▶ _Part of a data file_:
---*---

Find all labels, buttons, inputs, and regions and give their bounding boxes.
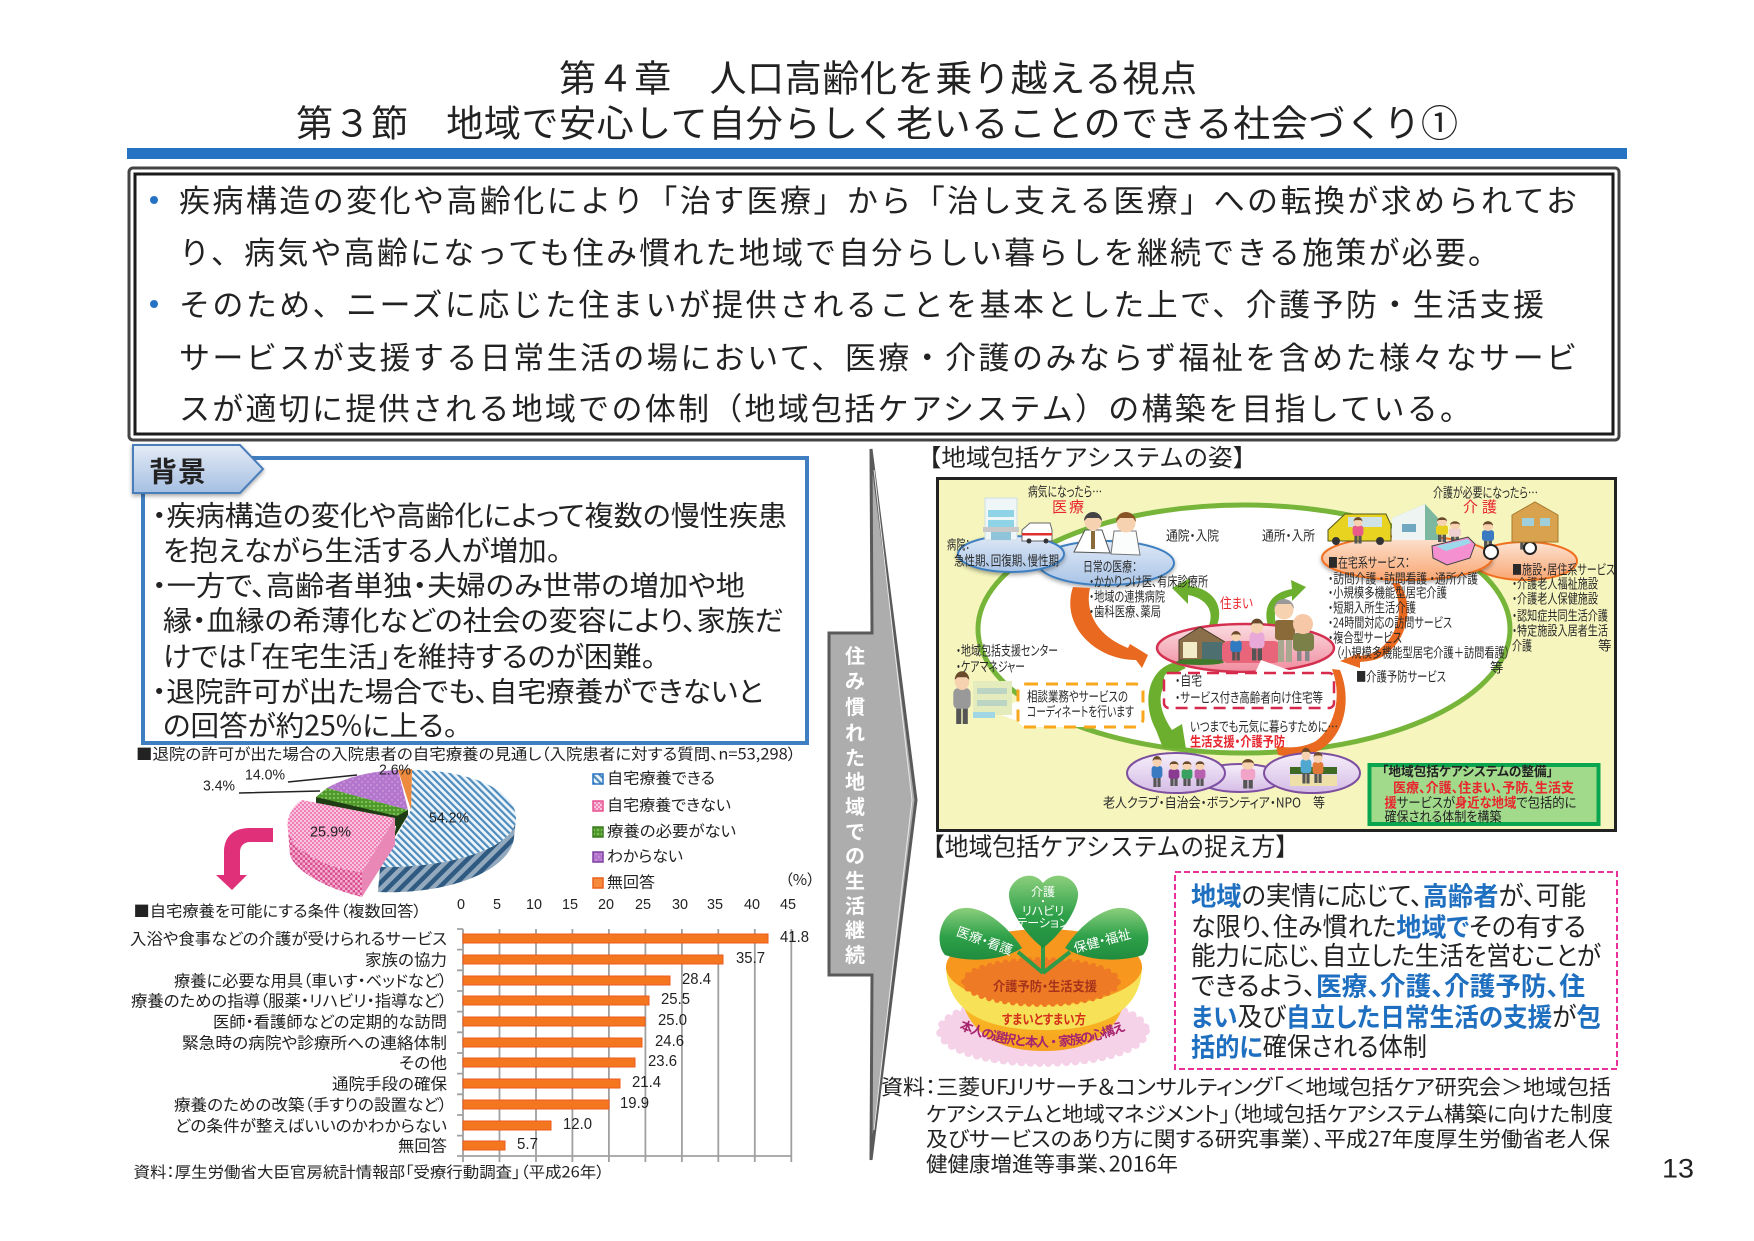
- bullet 2: [150, 300, 158, 308]
- diagram labels: facility: 等: [1598, 635, 1612, 655]
- callout: definition: [1175, 872, 1617, 1069]
- community ellipses: [1127, 753, 1360, 793]
- axis numbers: 15: [562, 896, 578, 913]
- axis numbers: 40: [744, 896, 760, 913]
- arrow label: み: [845, 665, 865, 694]
- orange soil: [946, 929, 1142, 1005]
- bar categories: 通院手段の確保: [332, 1071, 447, 1095]
- diagram labels: prevention: [1103, 716, 1338, 812]
- source: right: 及びサービスのあり方に関する研究事業）、平成27年度厚生労働省老人保: [926, 1124, 1610, 1154]
- diagram labels: support centre: ・地域包括支援センター: [956, 640, 1058, 660]
- bar values: 24.6: [655, 1033, 684, 1050]
- callout: definition: 括的に確保される体制: [1191, 1027, 1427, 1064]
- bar values: 28.4: [682, 971, 711, 988]
- arrow label: 生: [845, 865, 865, 894]
- diagram labels: care: ・短期入所生活介護: [1328, 597, 1416, 617]
- callout: system definition: 医療、介護、住まい、予防、生活支: [1393, 777, 1574, 797]
- diagram labels: care: ・訪問介護 ・訪問看護 ・通所介護: [1328, 568, 1478, 588]
- arrow label: [845, 640, 865, 968]
- diagram labels: care: ・小規模多機能型居宅介護: [1328, 582, 1447, 602]
- background text: 縁・血縁の希薄化などの社会の変容により、家族だ: [163, 600, 784, 640]
- bowl labels: [960, 976, 1126, 1048]
- icon: doctors: [1074, 512, 1140, 555]
- yellow rim: [946, 965, 1142, 1030]
- diagram labels: care: 介 護: [1463, 496, 1497, 517]
- arrow: home to community: [1148, 662, 1186, 749]
- axis numbers: 35: [707, 896, 723, 913]
- background text: けでは「在宅生活」を維持するのが困難。: [163, 636, 656, 676]
- bar categories: 療養に必要な用具（車いす・ベッドなど）: [174, 968, 447, 992]
- panel: summary box: 疾病構造の変化や高齢化により「治す医療」から「治し支える医療」への転換が求められてお: [179, 176, 1577, 221]
- bar chart heading: ■自宅療養を可能にする条件（複数回答）: [134, 900, 422, 922]
- arrow label: 住: [845, 640, 865, 669]
- page number: 13: [1662, 1154, 1694, 1184]
- source: right: ケアシステムと地域マネジメント」（地域包括ケアシステム構築に向けた制度: [926, 1099, 1613, 1129]
- title: [296, 49, 1458, 148]
- diagram labels: support centre: ・ケアマネジャー: [956, 656, 1025, 676]
- background text: [152, 495, 787, 745]
- bar values: 5.7: [517, 1136, 538, 1153]
- tag: 背景: 背景: [149, 451, 206, 491]
- bullet 1: [150, 196, 158, 204]
- callout: definition: な限り、住み慣れた地域でその有する: [1191, 907, 1586, 944]
- leaf: care: 介護: [1031, 883, 1055, 900]
- source: left: 資料：厚生労働省大臣官房統計情報部「受療行動調査」（平成26年）: [134, 1161, 604, 1183]
- bowl labels: 介護予防・生活支援: [993, 976, 1097, 995]
- arrow label: 地: [845, 766, 865, 795]
- source: right: [881, 1072, 1613, 1179]
- pie labels: [203, 763, 469, 841]
- background text: を抱えながら生活する人が増加。: [163, 530, 561, 570]
- diagram labels: prevention: 老人クラブ・自治会・ボランティア・NPO 等: [1103, 792, 1325, 812]
- callout: system definition: 「地域包括ケアシステムの整備」: [1382, 761, 1553, 780]
- bar categories: 家族の協力: [365, 947, 447, 971]
- plate: [939, 998, 1147, 1064]
- panel: care system diagram: [938, 478, 1616, 830]
- diagram labels: care: 介護が必要になったら…: [1433, 482, 1538, 502]
- diagram labels: support centre: [956, 640, 1134, 721]
- pie labels: 54.2%: [429, 811, 469, 827]
- panel: summary box: [129, 168, 1619, 440]
- diagram labels: medical: 医 療: [1052, 496, 1084, 517]
- arrow label: 慣: [845, 691, 865, 720]
- diagram labels: facility: ・認知症共同生活介護: [1512, 605, 1608, 625]
- icon: wheelchair users: [1482, 521, 1536, 559]
- slice: 25.9%: [288, 800, 395, 897]
- icon: bathing: [1432, 517, 1475, 565]
- arrow label: 活: [845, 890, 865, 919]
- bar values: 19.9: [620, 1095, 649, 1112]
- callout: coordinator: [993, 684, 1143, 727]
- bar categories: 入浴や食事などの介護が受けられるサービス: [130, 926, 447, 950]
- bar chart: [130, 896, 809, 1162]
- pie labels: 2.6%: [379, 763, 411, 779]
- pie chart heading: ■退院の許可が出た場合の入院患者の自宅療養の見通し（入院患者に対する質問、n=53,298）: [136, 743, 796, 765]
- slice: 3.4%: [316, 788, 408, 838]
- source: right: 資料：三菱UFJリサーチ＆コンサルティング「＜地域包括ケア研究会＞地域包括: [881, 1072, 1611, 1102]
- icon: care vehicle: [1328, 514, 1391, 545]
- diagram labels: care: 等: [1490, 657, 1504, 677]
- axis numbers: 20: [598, 896, 614, 913]
- diagram labels: housing: ・サービス付き高齢者向け住宅等: [1175, 687, 1323, 707]
- bar values: 12.0: [563, 1116, 592, 1133]
- diagram labels: housing: ・自宅: [1175, 670, 1202, 690]
- pie legend: 療養の必要がない: [607, 820, 736, 842]
- pie legend: 無回答: [607, 871, 656, 893]
- diagram labels: medical: [947, 481, 1315, 621]
- diagram labels: medical: 病気になったら…: [1028, 481, 1102, 501]
- diagram labels: medical: ・かかりつけ医、有床診療所: [1089, 571, 1208, 591]
- callout: definition: まい及び自立した日常生活の支援が包: [1191, 997, 1601, 1034]
- diagram labels: care: ■介護予防サービス: [1356, 666, 1446, 686]
- icon: house: [1176, 627, 1225, 665]
- callout: system definition: [1370, 761, 1598, 826]
- pie chart: [203, 763, 516, 897]
- diagram labels: medical: 通所・入所: [1262, 525, 1315, 545]
- pie labels: 14.0%: [245, 768, 285, 784]
- pie legend: [593, 767, 736, 893]
- title: 第４章 人口高齢化を乗り越える視点: [559, 49, 1197, 103]
- diagram labels: facility: ・介護老人福祉施設: [1512, 573, 1598, 593]
- slice: 2.6%: [398, 769, 412, 810]
- leaf: welfare: 保健・福祉: [1071, 923, 1133, 957]
- callout: housing: [1164, 660, 1334, 708]
- icon: family on sofa: [1222, 619, 1280, 663]
- medical ellipses: [958, 536, 1174, 585]
- diagram labels: prevention: いつまでも元気に暮らすために…: [1190, 716, 1338, 736]
- bar categories: どの条件が整えばいいのかわからない: [175, 1113, 447, 1137]
- bar categories: [130, 926, 447, 1157]
- bar values: 41.8: [780, 929, 809, 946]
- bar values: 23.6: [648, 1053, 677, 1070]
- diagram labels: prevention: 生活支援・介護予防: [1190, 731, 1285, 751]
- diagram labels: care: （小規模多機能型居宅介護＋訪問看護）: [1336, 642, 1510, 662]
- diagram labels: medical: 急性期、回復期、慢性期: [954, 550, 1059, 570]
- bar values: 35.7: [736, 950, 765, 967]
- leaf: care: リハビリ: [1022, 902, 1064, 919]
- tag: 背景: [133, 445, 263, 493]
- ring: [978, 505, 1510, 753]
- title: 第３節 地域で安心して自分らしく老いることのできる社会づくり①: [296, 94, 1458, 148]
- inner soil: [963, 960, 1119, 1004]
- diagram labels: medical: 通院・入院: [1166, 525, 1219, 545]
- diagram labels: medical: ・地域の連携病院: [1089, 586, 1165, 606]
- icon: elderly couple: [1274, 599, 1314, 662]
- diagram labels: housing: [1175, 594, 1323, 707]
- pie legend: わからない: [607, 845, 683, 867]
- background text: の回答が約25%に上る。: [163, 705, 458, 745]
- icon: walking pair: [1290, 748, 1337, 786]
- bar categories: 療養のための指導（服薬・リハビリ・指導など）: [131, 988, 447, 1012]
- icon: ambulance: [1022, 523, 1052, 544]
- axis numbers: 45: [780, 896, 796, 913]
- percent unit: （%）: [785, 869, 815, 890]
- bowl labels: すまいとすまい方: [1002, 1009, 1086, 1028]
- leaf: care: テーション: [1016, 914, 1070, 931]
- diagram labels: care: [1328, 482, 1538, 686]
- arrow label: 域: [845, 791, 865, 820]
- callout: system definition: 確保される体制を構築: [1384, 806, 1502, 826]
- arrow: home to care: [1266, 580, 1306, 626]
- heading: care system: 【地域包括ケアシステムの姿】: [917, 438, 1257, 473]
- diagram labels: medical: 病院：: [947, 534, 970, 554]
- axis numbers: 5: [493, 896, 501, 913]
- bar values: [517, 929, 809, 1153]
- bar values: 25.5: [661, 991, 690, 1008]
- diagram labels: support centre: 相談業務やサービスの: [1027, 686, 1128, 706]
- diagram labels: facility: 介護: [1512, 635, 1532, 655]
- panel: summary box: り、病気や高齢になっても住み慣れた地域で自分らしい暮らしを継続できる施策が必要。: [179, 228, 1499, 273]
- icon: care facility: [1392, 504, 1438, 540]
- background text: ・退院許可が出た場合でも、自宅療養ができないと: [152, 671, 763, 711]
- bar categories: 医師・看護師などの定期的な訪問: [213, 1009, 447, 1033]
- background text: ・疾病構造の変化や高齢化によって複数の慢性疾患: [152, 495, 787, 535]
- axis numbers: 30: [672, 896, 688, 913]
- pie legend: 自宅療養できる: [607, 767, 715, 789]
- arrow label: た: [845, 742, 865, 771]
- icon: elderly group: [1152, 756, 1205, 787]
- bar categories: 療養のための改築（手すりの設置など）: [174, 1092, 447, 1116]
- arrow: medical to home: [1070, 587, 1148, 668]
- arrow label: れ: [845, 717, 865, 746]
- bar values: 25.0: [658, 1012, 687, 1029]
- diagram labels: support centre: コーディネートを行います: [1027, 701, 1134, 721]
- illustration: plant and bowl: [936, 876, 1150, 1067]
- panel: summary box: スが適切に提供される地域での体制（地域包括ケアシステム）の構築を目指している。: [179, 384, 1471, 429]
- leaf: medical: [940, 908, 1022, 960]
- icon: hospital: [983, 498, 1019, 540]
- callout: definition: できるよう、医療、介護、介護予防、住: [1191, 966, 1585, 1003]
- pie labels: 25.9%: [310, 825, 351, 841]
- icon: support centre building: [973, 681, 1012, 718]
- diagram labels: medical: ・歯科医療、薬局: [1089, 601, 1161, 621]
- panel: summary box: そのため、ニーズに応じた住まいが提供されることを基本とした上で、介護予防・生活支援: [179, 280, 1544, 325]
- leaf: care: [1009, 876, 1078, 948]
- diagram labels: housing: 住まい: [1220, 594, 1253, 614]
- axis numbers: 25: [635, 896, 651, 913]
- pie labels: 3.4%: [203, 779, 235, 795]
- diagram labels: care: ・複合型サービス: [1328, 627, 1402, 647]
- leaf: welfare: [1065, 908, 1148, 960]
- bar categories: 無回答: [398, 1133, 447, 1157]
- diagram labels: facility: [1512, 559, 1615, 655]
- stems: [1018, 940, 1070, 973]
- slice: 14.0%: [327, 770, 408, 810]
- arrow label: の: [845, 840, 865, 869]
- icon: pink arrow: [216, 828, 273, 890]
- icon: care manager: [953, 671, 971, 724]
- care ellipses: [1322, 536, 1577, 580]
- background text: ・一方で、高齢者単独・夫婦のみ世帯の増加や地: [152, 565, 745, 605]
- arrow: community to home: [1276, 669, 1346, 756]
- slice: 54.2%: [378, 770, 516, 892]
- axis numbers: 10: [526, 896, 542, 913]
- diagram labels: care: ■在宅系サービス：: [1328, 552, 1410, 572]
- leaf: medical: 医療・看護: [954, 921, 1016, 959]
- pie legend: 自宅療養できない: [607, 794, 731, 816]
- source: right: 健健康増進等事業、2016年: [926, 1149, 1178, 1179]
- diagram labels: care: ・24時間対応の訪問サービス: [1328, 612, 1452, 632]
- bar categories: その他: [399, 1050, 447, 1074]
- arrow label: 続: [845, 939, 865, 968]
- callout: system definition: 援サービスが身近な地域で包括的に: [1384, 792, 1576, 812]
- diagram labels: facility: ・介護老人保健施設: [1512, 588, 1598, 608]
- title underline bar: [127, 148, 1627, 159]
- leaf: care: ・: [1038, 893, 1048, 908]
- bowl labels: 本人の選択と本人・家族の心構え: [960, 1020, 1126, 1048]
- panel: background: [133, 445, 807, 745]
- bowl: [957, 968, 1130, 1051]
- bar categories: 緊急時の病院や診療所への連絡体制: [182, 1030, 447, 1054]
- bars: [463, 934, 768, 1150]
- arrow: center grey: [829, 449, 916, 1160]
- diagram labels: facility: ・特定施設入居者生活: [1512, 620, 1608, 640]
- arrow label: で: [845, 816, 865, 845]
- callout: definition: 能力に応じ、自立した生活を営むことが: [1191, 936, 1601, 973]
- arrow: care to home: [1340, 583, 1407, 668]
- arrow label: 継: [845, 914, 865, 943]
- diagram labels: medical: 日常の医療：: [1083, 556, 1137, 576]
- bar values: 21.4: [632, 1074, 661, 1091]
- axis numbers: [457, 896, 796, 913]
- diagram labels: facility: ■施設・居住系サービス: [1512, 559, 1615, 579]
- heading: how to view: 【地域包括ケアシステムの捉え方】: [921, 828, 1299, 864]
- home ellipse: [1157, 624, 1334, 672]
- arrow: home to medical: [1172, 578, 1219, 628]
- icon: nursing house: [1512, 502, 1558, 542]
- panel: summary box: サービスが支援する日常生活の場において、医療・介護のみならず福祉を含めた様々なサービ: [179, 333, 1577, 378]
- axis numbers: 0: [457, 896, 465, 913]
- icon: exercising elder: [1241, 759, 1255, 788]
- callout: definition: 地域の実情に応じて、高齢者が、可能: [1191, 876, 1586, 913]
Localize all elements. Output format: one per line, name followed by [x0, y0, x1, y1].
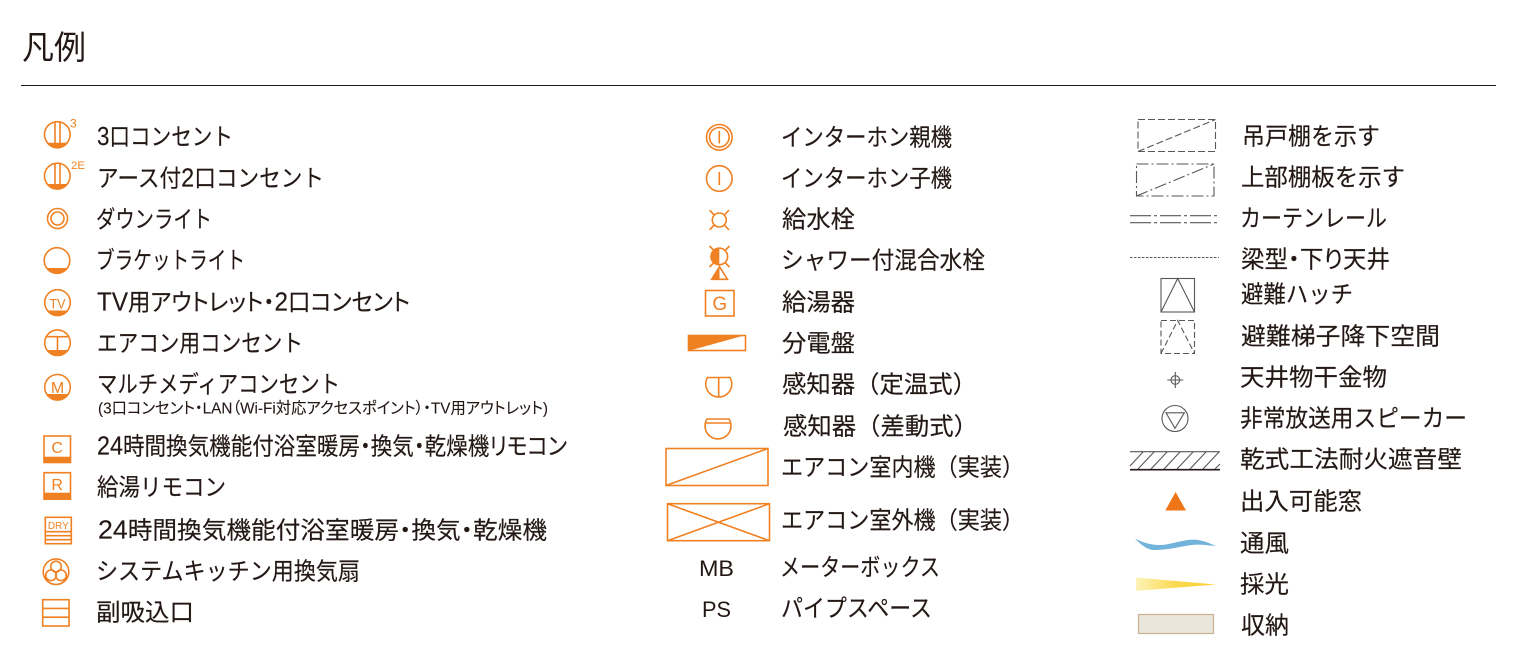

---*---

▶ _Given problem_: Rename "axis numbers" to "axis ticks" in everything from the line containing "- bullet 2: [150, 300, 158, 308]" down to the line containing "- callout: definition: 括的に確保される体制: [1191, 1027, 1427, 1064]", leaving all else unchanged, and give back only those lines.

▶ _Exercise result_:
- bullet 2: [150, 300, 158, 308]
- diagram labels: facility: 等: [1598, 635, 1612, 655]
- callout: definition: [1175, 872, 1617, 1069]
- community ellipses: [1127, 753, 1360, 793]
- axis ticks: 15: [562, 896, 578, 913]
- axis ticks: 40: [744, 896, 760, 913]
- arrow label: み: [845, 665, 865, 694]
- orange soil: [946, 929, 1142, 1005]
- bar categories: 通院手段の確保: [332, 1071, 447, 1095]
- diagram labels: prevention: [1103, 716, 1338, 812]
- source: right: 及びサービスのあり方に関する研究事業）、平成27年度厚生労働省老人保: [926, 1124, 1610, 1154]
- diagram labels: support centre: ・地域包括支援センター: [956, 640, 1058, 660]
- bar values: 24.6: [655, 1033, 684, 1050]
- callout: definition: 括的に確保される体制: [1191, 1027, 1427, 1064]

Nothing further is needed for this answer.